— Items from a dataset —

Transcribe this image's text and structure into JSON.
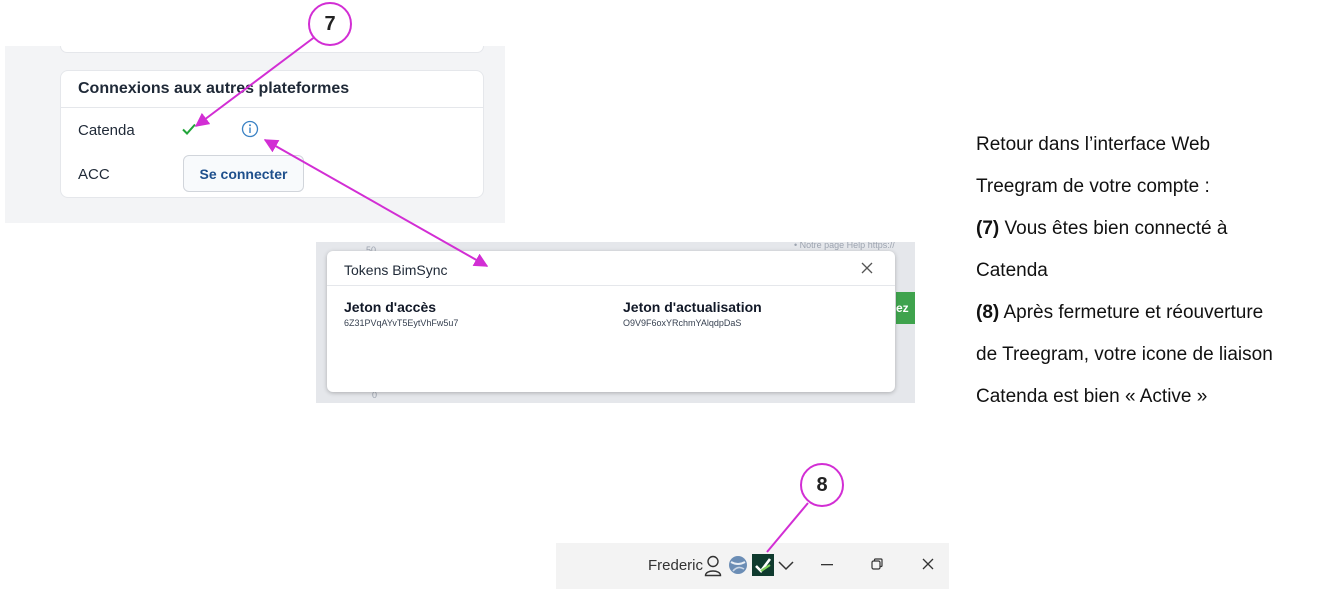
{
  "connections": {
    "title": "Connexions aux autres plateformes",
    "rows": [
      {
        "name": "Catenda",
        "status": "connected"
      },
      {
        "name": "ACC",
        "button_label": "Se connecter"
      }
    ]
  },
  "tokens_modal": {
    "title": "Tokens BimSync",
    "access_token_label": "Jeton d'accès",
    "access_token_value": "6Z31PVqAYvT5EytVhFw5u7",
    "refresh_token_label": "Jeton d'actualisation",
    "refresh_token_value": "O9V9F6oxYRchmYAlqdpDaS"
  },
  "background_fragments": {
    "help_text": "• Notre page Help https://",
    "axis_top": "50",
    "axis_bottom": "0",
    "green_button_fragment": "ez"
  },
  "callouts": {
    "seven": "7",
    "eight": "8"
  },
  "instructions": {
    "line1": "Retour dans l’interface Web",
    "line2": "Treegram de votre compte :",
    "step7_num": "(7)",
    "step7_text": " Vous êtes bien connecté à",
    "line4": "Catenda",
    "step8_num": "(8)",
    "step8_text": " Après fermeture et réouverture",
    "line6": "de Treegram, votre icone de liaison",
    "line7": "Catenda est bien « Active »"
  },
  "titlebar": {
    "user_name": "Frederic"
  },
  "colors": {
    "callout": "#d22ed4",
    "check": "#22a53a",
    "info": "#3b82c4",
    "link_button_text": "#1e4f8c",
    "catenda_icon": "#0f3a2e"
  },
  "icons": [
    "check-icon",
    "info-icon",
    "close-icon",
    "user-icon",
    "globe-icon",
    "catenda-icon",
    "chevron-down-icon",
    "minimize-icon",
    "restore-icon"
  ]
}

— Your objective —
Without the pictures, print the whole listing exactly as given.

— Response —
Transcribe this image's text and structure into JSON.
{
  "connections": {
    "title": "Connexions aux autres plateformes",
    "rows": [
      {
        "name": "Catenda",
        "status": "connected"
      },
      {
        "name": "ACC",
        "button_label": "Se connecter"
      }
    ]
  },
  "tokens_modal": {
    "title": "Tokens BimSync",
    "access_token_label": "Jeton d'accès",
    "access_token_value": "6Z31PVqAYvT5EytVhFw5u7",
    "refresh_token_label": "Jeton d'actualisation",
    "refresh_token_value": "O9V9F6oxYRchmYAlqdpDaS"
  },
  "background_fragments": {
    "help_text": "• Notre page Help https://",
    "axis_top": "50",
    "axis_bottom": "0",
    "green_button_fragment": "ez"
  },
  "callouts": {
    "seven": "7",
    "eight": "8"
  },
  "instructions": {
    "line1": "Retour dans l’interface Web",
    "line2": "Treegram de votre compte :",
    "step7_num": "(7)",
    "step7_text": " Vous êtes bien connecté à",
    "line4": "Catenda",
    "step8_num": "(8)",
    "step8_text": " Après fermeture et réouverture",
    "line6": "de Treegram, votre icone de liaison",
    "line7": "Catenda est bien « Active »"
  },
  "titlebar": {
    "user_name": "Frederic"
  },
  "colors": {
    "callout": "#d22ed4",
    "check": "#22a53a",
    "info": "#3b82c4",
    "link_button_text": "#1e4f8c",
    "catenda_icon": "#0f3a2e"
  },
  "icons": [
    "check-icon",
    "info-icon",
    "close-icon",
    "user-icon",
    "globe-icon",
    "catenda-icon",
    "chevron-down-icon",
    "minimize-icon",
    "restore-icon"
  ]
}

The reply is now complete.